Kurze Aufgabe A
Mit welchen Worten bezeichnen die Grünen das Konzept im Text über die Umsetzung der Initiative?
Kurze Aufgabe B
Bitte führe den Text über die Umsetzung der Initiative im Anschluss an seinen letzten Satz weiter.

**** Gegebener Text ****

Den Fahrplan des Bundesrats zur Umsetzung der Initiative nennt die SVP gar «inakzeptabel». Der Bundesrat kündige bereits für den Herbst ein Verhandlungsmandat mit der EU an, während erst Ende Jahr eine Vernehmlassung zur konkreten Umsetzung des Verfassungsartikels eröffnet werden solle. Damit bestätige er, dass er nicht an einer ernsthaften Umsetzung interessiert sei, hiess es.
Keine schärferen Kontrollen
Die Freisinnig-Demokratische Partei (FDP) unterstützt zwar die Stossrichtung des Konzepts generell, kritisiert aber den weiterhin fehlenden Mut bei der unabhängig von der EU möglichen Beschränkung des Familiennachzugs aus Drittstaaten sowie bei Massnahmen im Asylwesen. Die Partei werde für den bilateralen Weg kämpfen und unterstütze deshalb auch die Verhandlungen für dessen Erneuerung.
Strikt abgelehnt werden von der FDP weitere flankierende Massnahmen im Arbeitsbereich.
Christophe Darbellay, Präsident der Christlichdemokratischen Volkspartei (CVP), lobte den Bundesrat über den Kurznachrichtendienst Twitter für die konsequente Umsetzung der Initiative und fügte ein «Gut so aber schmerzhaft!» bei.
Als «altes bürokratisches Modell» bezeichnen die Grünen das Konzept. Der Bundesrat nutze seinen Spielraum nicht und bewege sich auf eine Sackgasse zu. Für die Vernehmlassung fordern sie eine zweite, EU-kompatible Vorlage. Die Initiative könne umgesetzt werden, ohne dass die Schweiz sich von der Personenfreizügigkeit trennen müsse.
Hoheit der Kantone gewahrt
Auch für die Kantone stimmt die Stossrichtung des Konzepts. In den Details gebe es in der nächsten Phase allerdings noch Vertiefungsbedarf, sagte der St. Galler Regierungsrat Benedikt Würth.
Entscheidend sei für die Kantone, dass die Ermittlung der Höchstzahlen wirklich aufgrund der Bedürfnisse der Kantone beziehungsweise der Wirtschaft ermittelt würden und auch nach bestimmten Kriterien bewertet würden, so Würth. «Wir sind erleichtert, dass der Bundesrat im Grundsatz den föderalen Ansatz übernommen hat.»

**** Vorliegende Zeilen ****

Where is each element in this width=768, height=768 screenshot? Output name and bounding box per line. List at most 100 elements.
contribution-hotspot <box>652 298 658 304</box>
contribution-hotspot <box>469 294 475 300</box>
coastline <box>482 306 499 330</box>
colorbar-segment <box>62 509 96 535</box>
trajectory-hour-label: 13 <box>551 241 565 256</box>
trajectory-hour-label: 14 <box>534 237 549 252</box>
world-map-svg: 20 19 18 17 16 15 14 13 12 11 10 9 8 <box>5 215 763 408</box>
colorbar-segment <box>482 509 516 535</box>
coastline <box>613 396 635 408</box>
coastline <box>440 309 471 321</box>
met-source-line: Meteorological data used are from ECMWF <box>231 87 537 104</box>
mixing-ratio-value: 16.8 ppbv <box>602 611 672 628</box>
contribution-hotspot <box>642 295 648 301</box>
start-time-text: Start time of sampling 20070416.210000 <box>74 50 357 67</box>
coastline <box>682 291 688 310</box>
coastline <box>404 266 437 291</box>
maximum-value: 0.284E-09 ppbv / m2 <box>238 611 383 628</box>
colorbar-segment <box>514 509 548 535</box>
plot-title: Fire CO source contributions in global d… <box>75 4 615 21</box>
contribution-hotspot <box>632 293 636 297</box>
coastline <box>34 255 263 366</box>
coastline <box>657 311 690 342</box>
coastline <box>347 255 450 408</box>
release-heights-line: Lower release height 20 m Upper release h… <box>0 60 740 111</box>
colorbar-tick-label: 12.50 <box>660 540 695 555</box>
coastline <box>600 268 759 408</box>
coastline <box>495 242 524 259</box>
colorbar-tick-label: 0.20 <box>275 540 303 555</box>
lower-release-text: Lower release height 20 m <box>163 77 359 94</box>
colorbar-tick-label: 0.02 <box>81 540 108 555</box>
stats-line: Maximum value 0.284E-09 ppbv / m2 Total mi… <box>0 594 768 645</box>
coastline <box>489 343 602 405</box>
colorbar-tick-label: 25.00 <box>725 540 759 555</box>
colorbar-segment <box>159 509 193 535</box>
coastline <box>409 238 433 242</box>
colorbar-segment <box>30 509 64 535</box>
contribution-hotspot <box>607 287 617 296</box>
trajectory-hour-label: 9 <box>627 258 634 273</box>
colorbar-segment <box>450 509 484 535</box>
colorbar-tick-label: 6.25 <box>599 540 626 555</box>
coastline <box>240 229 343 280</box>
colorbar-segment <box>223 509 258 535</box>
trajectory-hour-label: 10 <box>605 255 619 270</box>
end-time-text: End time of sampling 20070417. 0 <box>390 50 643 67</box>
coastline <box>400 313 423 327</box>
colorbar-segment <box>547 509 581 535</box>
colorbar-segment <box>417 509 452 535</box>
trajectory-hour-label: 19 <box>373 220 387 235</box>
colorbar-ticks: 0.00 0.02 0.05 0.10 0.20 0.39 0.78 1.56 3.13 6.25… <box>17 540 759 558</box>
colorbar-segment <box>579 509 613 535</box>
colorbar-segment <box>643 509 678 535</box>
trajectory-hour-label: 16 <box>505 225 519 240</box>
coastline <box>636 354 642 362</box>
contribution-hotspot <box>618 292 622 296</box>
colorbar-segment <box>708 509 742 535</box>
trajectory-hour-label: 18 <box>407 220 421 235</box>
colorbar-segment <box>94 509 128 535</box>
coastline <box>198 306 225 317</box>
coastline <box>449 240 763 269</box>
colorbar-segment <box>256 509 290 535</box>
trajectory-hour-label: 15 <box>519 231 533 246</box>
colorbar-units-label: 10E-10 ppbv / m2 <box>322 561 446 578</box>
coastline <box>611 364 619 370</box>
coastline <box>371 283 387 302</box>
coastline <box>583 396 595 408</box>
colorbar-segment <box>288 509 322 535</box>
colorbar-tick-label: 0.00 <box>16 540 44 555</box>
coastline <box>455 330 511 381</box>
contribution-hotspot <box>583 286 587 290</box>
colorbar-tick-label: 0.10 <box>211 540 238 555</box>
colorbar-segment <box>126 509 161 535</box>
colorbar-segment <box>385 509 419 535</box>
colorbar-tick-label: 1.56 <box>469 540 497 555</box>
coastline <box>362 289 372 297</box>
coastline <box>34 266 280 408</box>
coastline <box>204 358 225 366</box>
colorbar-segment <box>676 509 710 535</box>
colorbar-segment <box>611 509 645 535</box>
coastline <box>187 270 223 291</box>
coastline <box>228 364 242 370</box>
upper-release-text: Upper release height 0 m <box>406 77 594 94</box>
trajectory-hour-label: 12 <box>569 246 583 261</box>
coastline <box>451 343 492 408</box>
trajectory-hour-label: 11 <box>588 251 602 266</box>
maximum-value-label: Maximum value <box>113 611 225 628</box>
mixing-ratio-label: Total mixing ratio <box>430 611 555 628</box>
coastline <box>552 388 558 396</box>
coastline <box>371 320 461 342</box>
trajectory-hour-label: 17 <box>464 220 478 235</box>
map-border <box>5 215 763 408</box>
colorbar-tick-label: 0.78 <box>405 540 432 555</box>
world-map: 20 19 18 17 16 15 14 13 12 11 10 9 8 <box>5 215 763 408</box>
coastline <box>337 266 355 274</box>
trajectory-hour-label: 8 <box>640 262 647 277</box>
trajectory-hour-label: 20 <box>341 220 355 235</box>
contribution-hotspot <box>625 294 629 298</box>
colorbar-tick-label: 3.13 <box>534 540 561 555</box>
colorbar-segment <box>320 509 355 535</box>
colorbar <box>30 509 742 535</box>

****

Antwort A
Als «altes bürokratisches Modell».

Antwort B
Der Schweizerische Gewerbeverband (SGV) begrüsst die Vorschläge. Mit der präsentierten Lösung werde zentralen Bedürfnissen der Wirtschaft Rechnung getragen. Mehr Flexibilität fordert der SGV bei den Kurzaufenthaltern. Diese sollten nicht nur während 90 Tagen, sondern während eines Jahres kontingentsfrei in der Schweiz arbeiten dürfen.
Bauern erleichtert…
Auch der Schweizerische Bauernverband (SBV) könnte damit leben, dass nur Aufenthalte von bis zu vier Monaten ohne Kontingente bewilligt werden, wie Geschäftsleitungsmitglied Peter Kopp sagte. Der SBV hätte allerdings eine Begrenzung bei zwölf Monaten bevorzugt.
… Gewerkschaften befürchten Tieflöhne
Für den Schweizerischen Gewerkschaftsbund (SGB) dagegen sind die Vorschläge des Bundesrats schlecht für die Löhne und Arbeitsplätze im Land. Mit den Vorschlägen des Bundesrats würden sehr kurzfristige Anstellungen gefördert, insbesondere prekäre Temporär-Arbeit, schreibt der SGB.
Der Schweizerische Arbeitgeberverband äussert sich irritiert darüber, dass der Bundesrat vorhandenen Umsetzungsspielraum zugunsten der bilateralen Verträge nicht nutze. Insbesondere für Kurzaufenthalter bis zu einem Jahr wäre der Verzicht auf eine Kontingentierung verfassungskonform.
Die Spitalbranche mit einem hohen Anteil ausländischem Personal bezeichnet es als positiv, dass der Bundesrat auf eine Höchstzahl bei den Kontingenten verzichten will. Entscheidend werde der Einbezug der Kantone sein, da in Spitälern die Sprachkenntnisse ausschlaggebend seien, sagte Conrad Engler, Mitglied der Direktion des Spitalverbandes H+.